> **Goal 1**
In the IR theory glossary, who first proposed the concept of the Third World security dilemma, and in what year?
> **Goal 2**
From the IR theory glossary, retype the part that opens with the words containing "Overbeek, Henk. Transnational" and closes with "14 March 2013.".

> **Passage provided**
§

The descriptions below are from The IR Theory Web Site created by Mark Beavis of University of Southern Queensland, Australia. Entries are supplemented using sources from the Credo Reference and Gale Virtual Reference Library databases, with additional references to selected books and journal articles. To search for studies that utilize these theories and apply them within the context of IR research and practice, go here.
Third World Security Dilemma
Concept first proposed by Mohammed Ayoob (1995) who argued that the major threat that confronts security building in the Third World is presented as a lack of “adequate stateness.” The argument is that “Third World” states, as opposed to states in the “Western” world, are still busy with state-building. Therefore, they need to be given time and space to construct, “credible and legitimate political apparatuses with the capacity to provide order--in many respects the foremost social value--within the territories under their judicial control." This lack of “adequate stateness” prevents Third World states from “imposing a legitimate political order at home and from participating effectively in the international system.” Critics such as Bilgin and Morton (2002), point out several problems with this analysis. First, by way of taking the Western state as a finished project, Ayoob fails to push his argument to its logical conclusion and call for more comprehensive conception of security, cognizant of the character of the state as an “unfinished project.” Critics argue that state building in the Third World and elsewhere is an ongoing process, its identity in need of re-inscription, its sovereignty in need of reaffirmation by the recognition of other states and the symbolic acts of diplomacy. Furthermore, the problem with such an approach has less to do with an exaggerated focus on the state than a lack of analysis of the state. Finally, such policy recommendations almost always neglect the security concerns of those individual and collective identities that are marginalized by strong and weak states alike.
Ayoob, Mohammed. The Third World Security Predicament: State Making, Regional Conflict, and the International System. Boulder, CO: Lynne Rienner Publishers, 1995; Bilgin, Pinar and Adam David Morton. "Historicising Representations of 'Failed States': Beyond the Cold-War Annexation of the Social Sciences?" Third World Quarterly 23 (2002): 55-80.
An approach to international relations that emphasizes the studying of such disciplines as diplomatic history, international law, and philosophy in an attempt to develop better insights. Traditionalists tend to be skeptical of behavioralist approaches that are confined to strict scientific standards that include formal hypothesis testing and, usually, the use of statistical analysis.
Kaplan,Morton A. “The New Great Debate: Traditionalism vs. Science in International Relations.” World Politics 19 (October 1966): 1-20; Viotti, P. and M. Kauppi, eds. International Relations Theory. New York: Macmillan Publishing Company, 1987.
Transnational Historical Materialism
Transnational historical materialism falls within the Marxist tradition. This contemporary Marxism takes its inspiration from Antonio Gramsci and gives greater significance to the role of culture and ideas, along with focusing on economic aspects of order and change. It is seen as a corrective to the economism of classical Marxism.
Overbeek, Henk. Transnational Historical Materialism: Theories of Transnational Class Formation and World Order.” In Global Political Economy: Contemporary Theories. Ronen Palan, ed. 2nd edition. (New York: Routledge, 2013), pp. 174-191; van Apeldoorn, Bastiaan. “Theorizing the Transnational: A Historical Materialist Approach.” Journal of International Relations and Development 7 (2004): 142-176; Mark Beavis, IR Paradigms, Approaches and Theories. Last up-dated on 14 March 2013.

§

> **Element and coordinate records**
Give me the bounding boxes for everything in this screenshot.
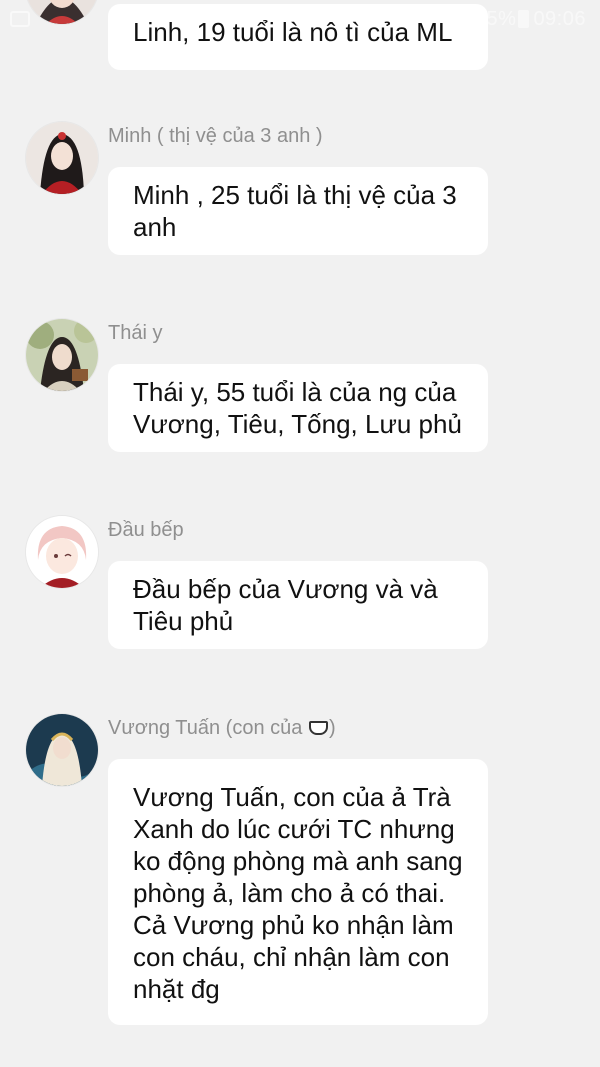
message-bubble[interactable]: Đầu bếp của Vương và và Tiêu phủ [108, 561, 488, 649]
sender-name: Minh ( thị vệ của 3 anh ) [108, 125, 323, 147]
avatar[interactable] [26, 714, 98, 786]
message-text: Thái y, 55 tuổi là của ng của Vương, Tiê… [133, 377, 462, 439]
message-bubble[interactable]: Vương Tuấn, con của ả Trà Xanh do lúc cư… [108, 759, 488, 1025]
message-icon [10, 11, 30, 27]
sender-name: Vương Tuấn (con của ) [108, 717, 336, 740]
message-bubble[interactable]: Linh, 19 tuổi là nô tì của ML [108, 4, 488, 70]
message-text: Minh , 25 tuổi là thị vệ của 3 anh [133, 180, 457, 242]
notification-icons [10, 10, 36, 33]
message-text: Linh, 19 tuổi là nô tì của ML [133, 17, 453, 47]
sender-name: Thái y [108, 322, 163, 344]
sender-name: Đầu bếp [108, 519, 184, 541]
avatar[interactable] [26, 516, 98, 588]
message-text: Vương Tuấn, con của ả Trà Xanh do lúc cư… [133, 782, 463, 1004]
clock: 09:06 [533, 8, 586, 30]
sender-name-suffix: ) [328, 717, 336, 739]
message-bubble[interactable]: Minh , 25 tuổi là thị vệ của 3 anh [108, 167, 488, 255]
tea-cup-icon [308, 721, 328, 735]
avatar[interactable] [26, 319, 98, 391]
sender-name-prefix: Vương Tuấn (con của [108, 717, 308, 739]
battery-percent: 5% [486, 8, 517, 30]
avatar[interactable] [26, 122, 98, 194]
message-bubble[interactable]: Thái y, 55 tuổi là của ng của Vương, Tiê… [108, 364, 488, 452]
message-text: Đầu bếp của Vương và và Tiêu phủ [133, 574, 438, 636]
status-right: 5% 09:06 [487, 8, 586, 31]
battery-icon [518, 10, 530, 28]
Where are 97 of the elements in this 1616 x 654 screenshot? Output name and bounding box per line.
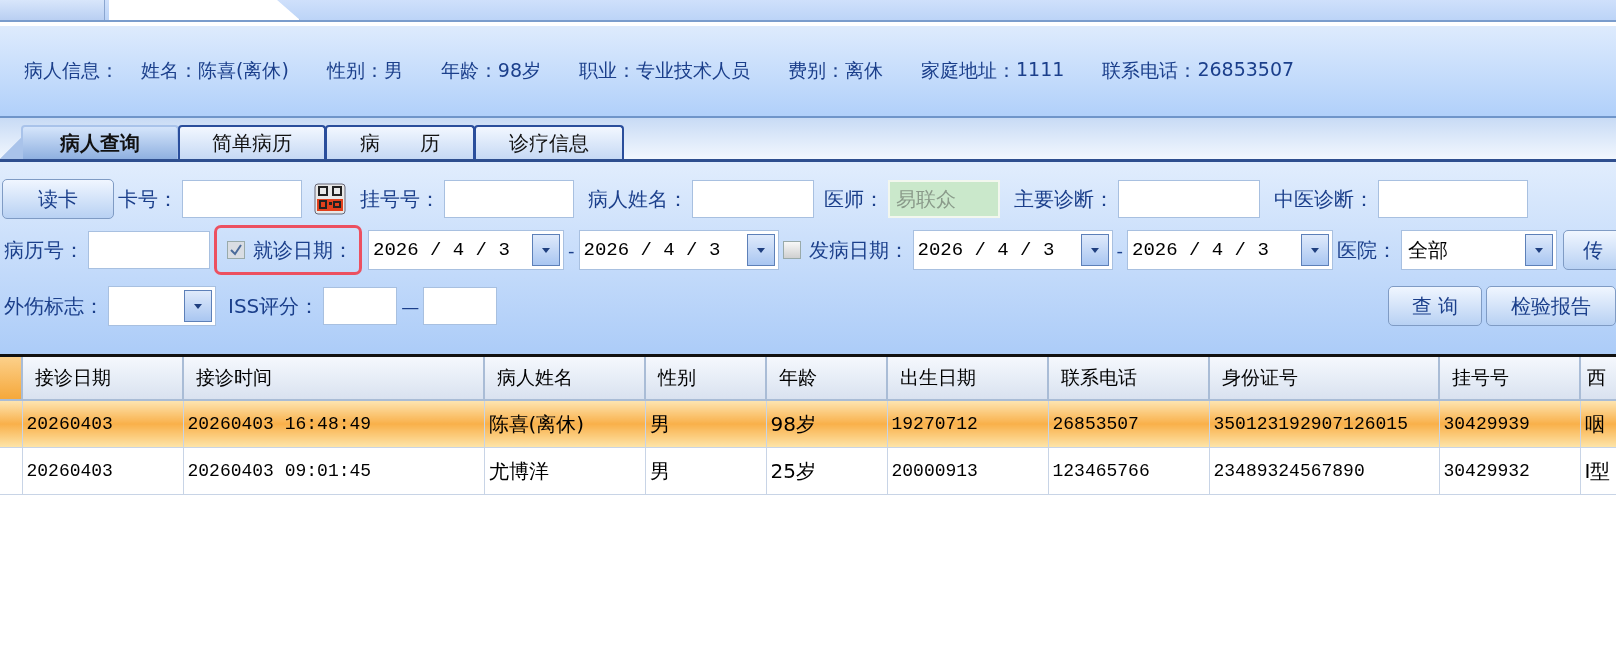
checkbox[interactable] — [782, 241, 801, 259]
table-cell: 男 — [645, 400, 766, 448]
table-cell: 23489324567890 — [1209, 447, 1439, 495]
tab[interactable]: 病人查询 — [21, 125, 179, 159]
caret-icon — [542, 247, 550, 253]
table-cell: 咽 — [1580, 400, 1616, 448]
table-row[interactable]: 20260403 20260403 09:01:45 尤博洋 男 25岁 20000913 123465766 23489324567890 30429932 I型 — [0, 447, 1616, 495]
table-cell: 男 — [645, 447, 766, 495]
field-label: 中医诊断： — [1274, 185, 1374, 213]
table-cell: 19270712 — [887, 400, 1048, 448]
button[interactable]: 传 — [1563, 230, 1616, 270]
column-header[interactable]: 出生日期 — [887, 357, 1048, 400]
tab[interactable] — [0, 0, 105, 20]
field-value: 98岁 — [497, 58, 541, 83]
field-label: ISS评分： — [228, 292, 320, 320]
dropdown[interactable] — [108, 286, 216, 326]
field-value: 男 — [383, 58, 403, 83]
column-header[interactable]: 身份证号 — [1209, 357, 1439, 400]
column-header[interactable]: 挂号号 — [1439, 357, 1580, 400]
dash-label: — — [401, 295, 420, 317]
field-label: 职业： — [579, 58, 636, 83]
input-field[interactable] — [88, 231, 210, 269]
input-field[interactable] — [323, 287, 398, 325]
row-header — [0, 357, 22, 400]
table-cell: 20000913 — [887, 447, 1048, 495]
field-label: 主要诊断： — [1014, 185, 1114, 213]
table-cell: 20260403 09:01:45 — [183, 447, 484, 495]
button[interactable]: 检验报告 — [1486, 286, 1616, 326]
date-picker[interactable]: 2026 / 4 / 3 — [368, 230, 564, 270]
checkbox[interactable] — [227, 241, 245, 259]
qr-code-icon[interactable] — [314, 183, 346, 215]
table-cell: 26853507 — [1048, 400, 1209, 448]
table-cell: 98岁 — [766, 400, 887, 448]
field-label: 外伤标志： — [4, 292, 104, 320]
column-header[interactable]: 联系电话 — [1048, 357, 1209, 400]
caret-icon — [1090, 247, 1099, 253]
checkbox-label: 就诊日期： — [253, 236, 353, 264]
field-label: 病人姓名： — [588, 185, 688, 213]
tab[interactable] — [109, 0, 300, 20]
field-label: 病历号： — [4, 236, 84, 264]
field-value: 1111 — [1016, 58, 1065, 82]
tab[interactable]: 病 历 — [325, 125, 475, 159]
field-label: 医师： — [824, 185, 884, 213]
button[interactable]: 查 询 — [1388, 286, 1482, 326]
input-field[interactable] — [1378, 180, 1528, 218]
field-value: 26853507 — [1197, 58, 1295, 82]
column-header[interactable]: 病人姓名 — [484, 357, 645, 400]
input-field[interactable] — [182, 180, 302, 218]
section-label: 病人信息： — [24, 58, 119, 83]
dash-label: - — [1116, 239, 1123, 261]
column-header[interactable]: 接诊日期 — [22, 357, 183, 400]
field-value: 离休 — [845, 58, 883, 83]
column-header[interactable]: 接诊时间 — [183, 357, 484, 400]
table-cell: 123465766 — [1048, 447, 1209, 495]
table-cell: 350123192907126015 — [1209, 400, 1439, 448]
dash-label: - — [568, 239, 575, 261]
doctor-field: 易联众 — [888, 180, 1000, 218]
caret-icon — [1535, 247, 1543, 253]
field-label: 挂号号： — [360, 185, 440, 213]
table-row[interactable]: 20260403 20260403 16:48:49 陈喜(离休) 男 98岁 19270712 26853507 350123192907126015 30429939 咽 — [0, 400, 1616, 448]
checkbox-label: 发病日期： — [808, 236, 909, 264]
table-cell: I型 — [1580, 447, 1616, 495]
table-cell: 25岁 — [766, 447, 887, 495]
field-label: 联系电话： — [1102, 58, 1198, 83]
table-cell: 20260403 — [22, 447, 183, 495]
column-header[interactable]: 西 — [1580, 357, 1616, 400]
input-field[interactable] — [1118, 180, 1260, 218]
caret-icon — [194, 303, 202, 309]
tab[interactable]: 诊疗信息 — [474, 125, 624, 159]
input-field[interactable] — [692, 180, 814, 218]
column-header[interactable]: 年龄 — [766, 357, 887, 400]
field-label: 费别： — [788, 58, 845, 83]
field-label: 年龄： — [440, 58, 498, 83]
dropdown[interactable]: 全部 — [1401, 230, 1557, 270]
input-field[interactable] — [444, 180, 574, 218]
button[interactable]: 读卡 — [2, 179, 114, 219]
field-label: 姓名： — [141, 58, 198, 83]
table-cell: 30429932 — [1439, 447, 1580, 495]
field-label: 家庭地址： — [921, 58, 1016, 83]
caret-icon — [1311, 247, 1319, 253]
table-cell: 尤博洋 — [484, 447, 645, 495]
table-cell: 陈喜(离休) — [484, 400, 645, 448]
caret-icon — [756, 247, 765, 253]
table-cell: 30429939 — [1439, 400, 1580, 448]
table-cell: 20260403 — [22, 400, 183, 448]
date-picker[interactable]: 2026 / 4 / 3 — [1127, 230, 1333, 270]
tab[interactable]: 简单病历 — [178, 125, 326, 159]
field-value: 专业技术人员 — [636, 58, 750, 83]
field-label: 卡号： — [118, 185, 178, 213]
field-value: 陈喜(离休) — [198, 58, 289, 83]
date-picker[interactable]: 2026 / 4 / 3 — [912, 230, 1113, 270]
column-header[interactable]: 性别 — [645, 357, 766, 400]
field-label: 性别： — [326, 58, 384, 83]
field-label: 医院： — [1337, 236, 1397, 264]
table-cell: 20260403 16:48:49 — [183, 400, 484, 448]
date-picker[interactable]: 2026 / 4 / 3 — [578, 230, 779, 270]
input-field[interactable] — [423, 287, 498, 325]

§

> **Full output 1**
Mohammed Ayoob, in 1995.

> **Full output 2**
Overbeek, Henk. Transnational Historical Materialism: Theories of Transnational Class Formation and World Order.” In Global Political Economy: Contemporary Theories. Ronen Palan, ed. 2nd edition. (New York: Routledge, 2013), pp. 174-191; van Apeldoorn, Bastiaan. “Theorizing the Transnational: A Historical Materialist Approach.” Journal of International Relations and Development 7 (2004): 142-176; Mark Beavis, IR Paradigms, Approaches and Theories. Last up-dated on 14 March 2013.